Exercise 1: List every cause of death, injury, or loss that the court opinion names as exempting the defendant from liability.
Exercise 2: In the court opinion, what is the decree that may be entered?
Exercise 3: Reproduce the court opinion starting with "Section 9 exempts" and going on through "complaint, with costs.", swapping "insured" for "policyholder".

It is claimed that the trend of recent decisions in the New York courts has been away from the former holdings because of this amendment. The Ohio statute (Gen. Code Ohio, § 9469*) contains the same provision as section 232. The courts of neither state seem to lay any stress on this particular provision. In effect it is a declaration only that an agreement between the parties is binding upon the parties. Despite these provisions and since their enactment the courts have held that reasonable amendments do not invalidate a certificate theretofore issued.
The amendment in question is to be construed in accordance with the laws of the state of Ohio. As so construed by courts of that state and the Federal courts, this amendment is binding upon the insured.
The further claim is made on behalf of the plaintiff that irrespective of the effect of the amendment, the defendant is liable on the policy because the constitution in force in 1933 provided that the order would only be exempt from such items in the insuring clause as came within items 3 to 10 of section 4 and 5 of this article, and further that insured voluntarily exposed himself to unnecessary danger in an effort to save a human life — his own human life. It is clear from the reading of the exemptions specified in section 9 of article IY of the constitution that there are many other exemptions than those included within items 3 to 10 of sections 4 and 5 of that article. These particular items refer to losses of specific members of the body. In the exemptions are included losses by reason of death, disability, and loss of time, different and separate from the losses specified in items 3 to 10. An illustration of the distinction is found in the statement that these exemptions relate to death, disability, or loss resulting from intentionally self-inflicted injuries (fatal or otherwise), and self-destruction (while sane or insane).
Section 9 exempts the defendant from liability in the ease of “injuries intentionally inflicted by others resulting in death, or from voluntary exposure to unnecessary danger or to over-exertion, unless in an effort to save human life.” A reading of this portion of the section is sufficient to show that the reference to “human life” is to life other than the insured. This is the only reasonable interpretation. Even conceding plaintiff’s contention, it could hardly be said that the insured voluntarily exposed himself to save his own life. “Voluntarily” means the will to do something. Certainly insured did not will to so expose himself. These contentions made by the plaintiff with reference to the exemptions under the provisions of the constitution of 1033 cannot be sustained.
A decree may be entered dismissing the complaint, with costs.

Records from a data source
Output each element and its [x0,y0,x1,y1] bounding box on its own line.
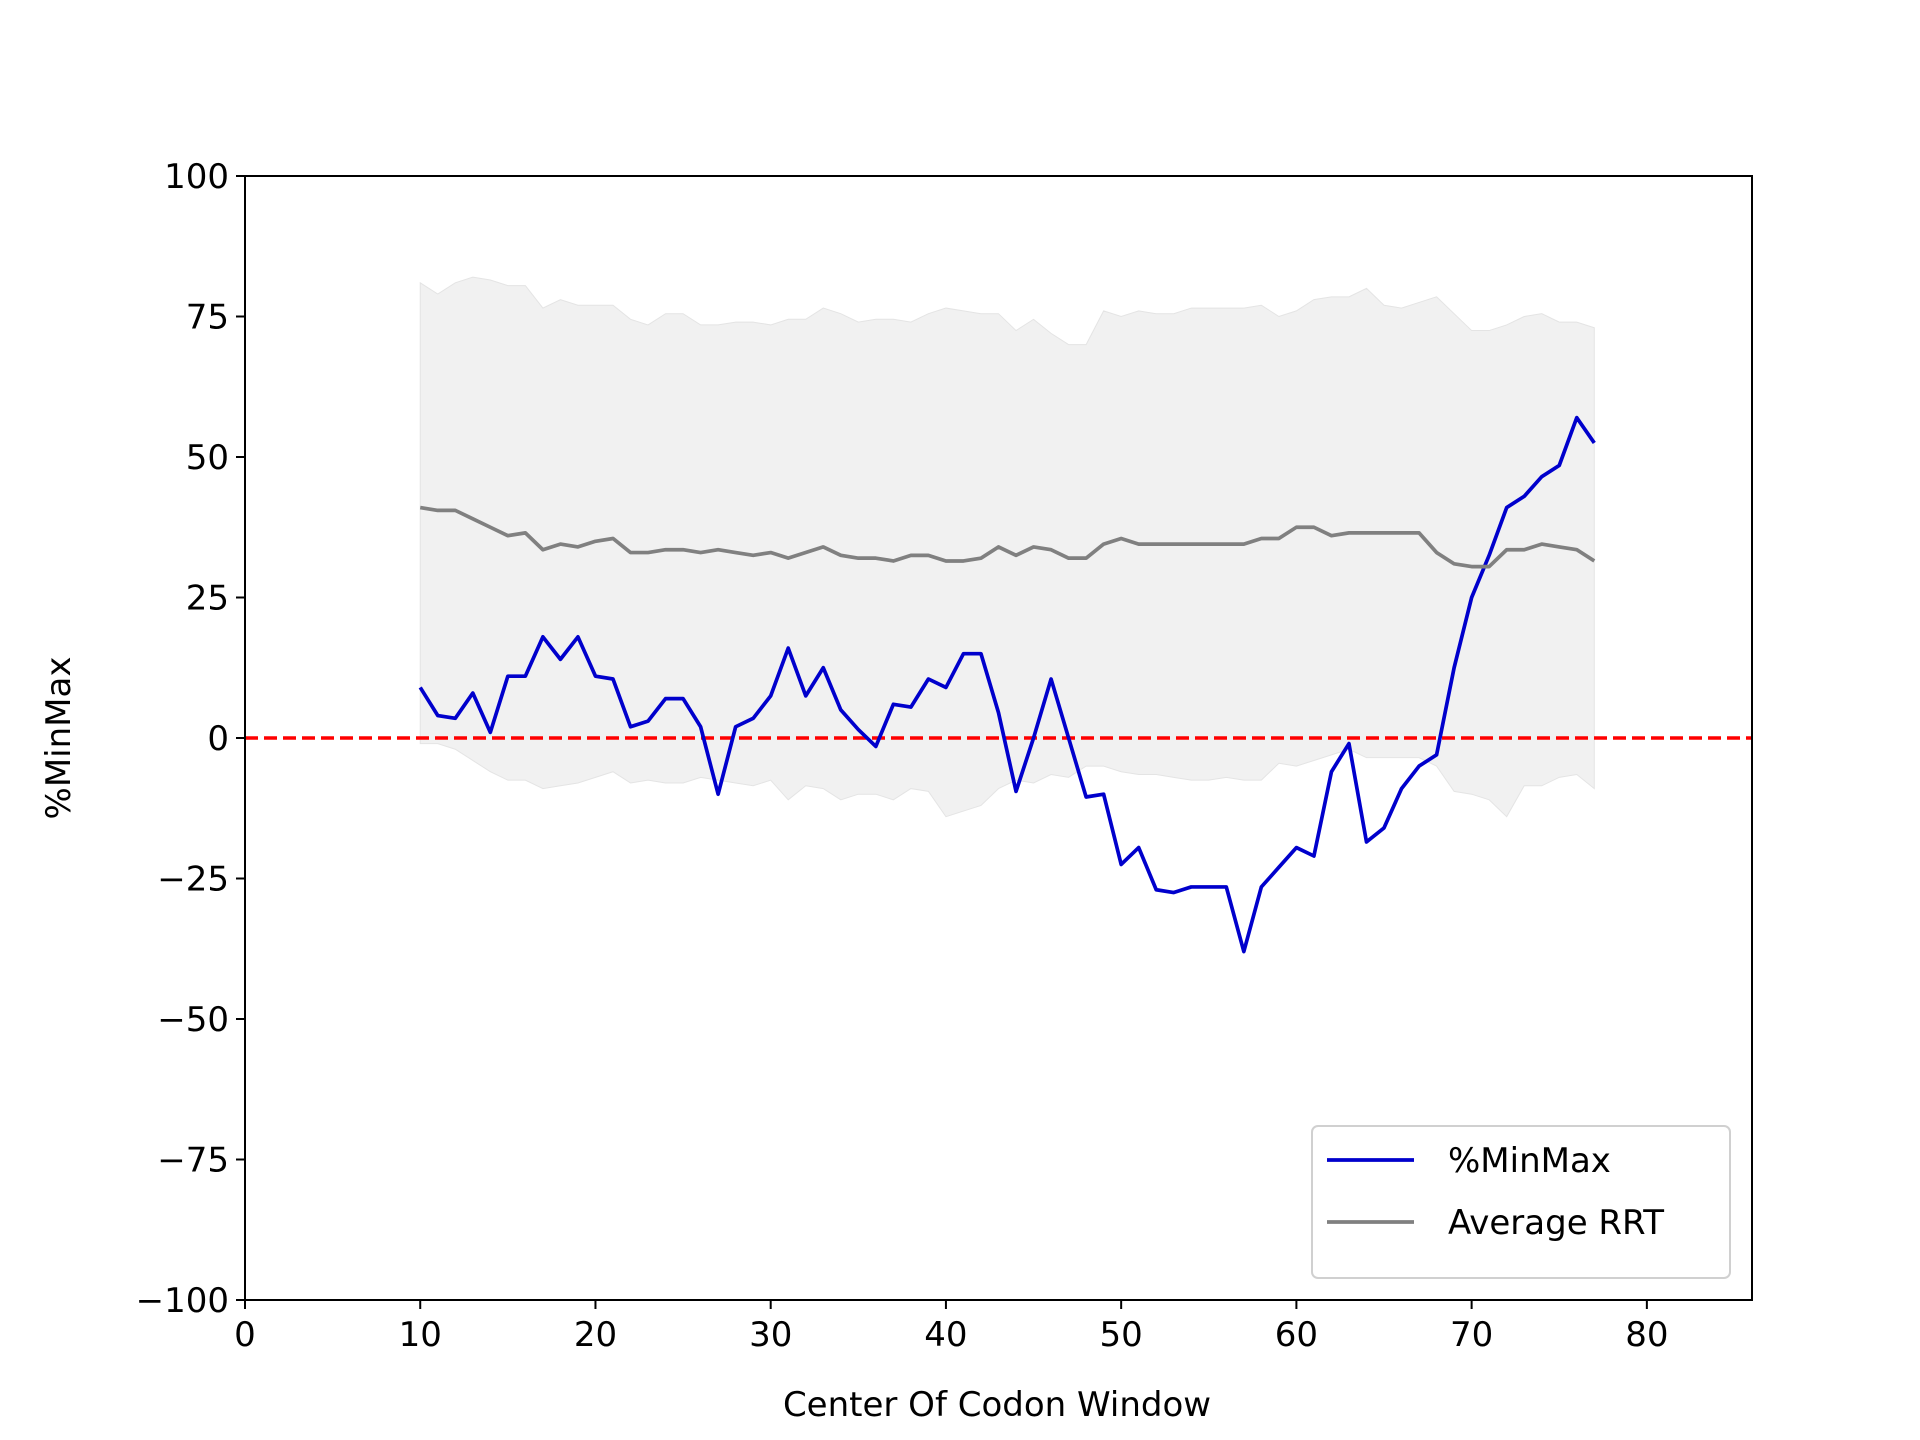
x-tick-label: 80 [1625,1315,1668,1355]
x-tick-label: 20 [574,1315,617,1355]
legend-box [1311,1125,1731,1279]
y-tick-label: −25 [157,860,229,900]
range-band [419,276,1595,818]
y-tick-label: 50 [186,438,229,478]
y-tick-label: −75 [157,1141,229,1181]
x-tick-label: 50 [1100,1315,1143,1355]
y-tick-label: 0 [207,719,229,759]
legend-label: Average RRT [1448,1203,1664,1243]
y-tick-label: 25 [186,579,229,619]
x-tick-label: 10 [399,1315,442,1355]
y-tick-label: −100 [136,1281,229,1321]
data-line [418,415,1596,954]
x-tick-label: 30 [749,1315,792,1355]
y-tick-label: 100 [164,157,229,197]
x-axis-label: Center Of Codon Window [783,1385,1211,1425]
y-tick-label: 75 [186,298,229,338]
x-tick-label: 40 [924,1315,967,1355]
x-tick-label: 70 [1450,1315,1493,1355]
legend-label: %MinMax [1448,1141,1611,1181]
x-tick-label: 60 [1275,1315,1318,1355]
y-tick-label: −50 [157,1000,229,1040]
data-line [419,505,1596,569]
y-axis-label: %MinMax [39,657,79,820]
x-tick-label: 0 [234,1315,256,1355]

==

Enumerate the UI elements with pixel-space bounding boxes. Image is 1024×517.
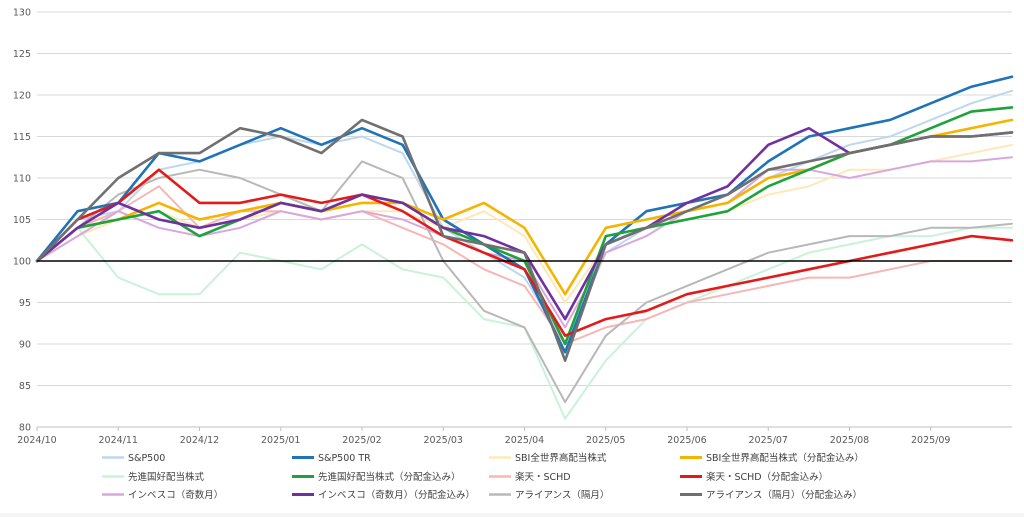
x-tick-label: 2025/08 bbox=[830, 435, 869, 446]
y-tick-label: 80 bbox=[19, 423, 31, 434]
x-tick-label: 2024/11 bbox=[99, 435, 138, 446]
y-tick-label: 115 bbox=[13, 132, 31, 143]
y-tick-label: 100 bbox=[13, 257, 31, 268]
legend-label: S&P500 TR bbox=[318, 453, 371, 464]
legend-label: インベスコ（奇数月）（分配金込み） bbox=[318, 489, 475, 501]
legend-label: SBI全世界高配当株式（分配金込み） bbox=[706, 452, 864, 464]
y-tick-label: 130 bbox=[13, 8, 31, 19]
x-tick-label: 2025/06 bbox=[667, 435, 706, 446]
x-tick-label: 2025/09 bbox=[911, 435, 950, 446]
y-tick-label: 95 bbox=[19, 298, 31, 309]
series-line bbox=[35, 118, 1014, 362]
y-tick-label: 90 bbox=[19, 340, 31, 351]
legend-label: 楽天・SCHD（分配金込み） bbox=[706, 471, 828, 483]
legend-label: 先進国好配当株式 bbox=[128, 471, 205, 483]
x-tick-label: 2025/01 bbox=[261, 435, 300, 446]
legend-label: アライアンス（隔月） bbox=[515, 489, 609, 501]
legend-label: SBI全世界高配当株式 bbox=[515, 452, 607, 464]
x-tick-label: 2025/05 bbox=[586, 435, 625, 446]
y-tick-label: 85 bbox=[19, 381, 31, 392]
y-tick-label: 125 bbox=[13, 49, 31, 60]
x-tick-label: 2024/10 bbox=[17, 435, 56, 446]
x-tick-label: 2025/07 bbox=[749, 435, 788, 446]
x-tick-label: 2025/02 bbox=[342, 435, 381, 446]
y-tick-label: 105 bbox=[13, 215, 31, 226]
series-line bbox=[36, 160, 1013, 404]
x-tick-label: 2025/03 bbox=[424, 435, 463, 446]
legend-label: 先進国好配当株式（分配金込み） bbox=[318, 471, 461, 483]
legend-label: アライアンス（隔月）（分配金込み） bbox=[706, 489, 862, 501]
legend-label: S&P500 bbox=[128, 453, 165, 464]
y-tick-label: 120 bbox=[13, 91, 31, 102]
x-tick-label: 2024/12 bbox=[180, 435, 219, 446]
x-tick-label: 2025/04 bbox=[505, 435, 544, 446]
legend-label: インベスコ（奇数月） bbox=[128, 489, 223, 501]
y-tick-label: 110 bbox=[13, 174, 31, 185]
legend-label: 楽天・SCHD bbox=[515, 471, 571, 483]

Task solution 1:
- Intentionally self-inflicted injuries (fatal or otherwise)
- Self-destruction (while sane or insane)
- Injuries intentionally inflicted by others resulting in death
- Voluntary exposure to unnecessary danger
- Voluntary exposure to over-exertion

Task solution 2: A decree dismissing the complaint, with costs.

Task solution 3:
Section 9 exempts the defendant from liability in the ease of “injuries intentionally inflicted by others resulting in death, or from voluntary exposure to unnecessary danger or to over-exertion, unless in an effort to save human life.” A reading of this portion of the section is sufficient to show that the reference to “human life” is to life other than the policyholder. This is the only reasonable interpretation. Even conceding plaintiff’s contention, it could hardly be said that the policyholder voluntarily exposed himself to save his own life. “Voluntarily” means the will to do something. Certainly policyholder did not will to so expose himself. These contentions made by the plaintiff with reference to the exemptions under the provisions of the constitution of 1033 cannot be sustained.
A decree may be entered dismissing the complaint, with costs.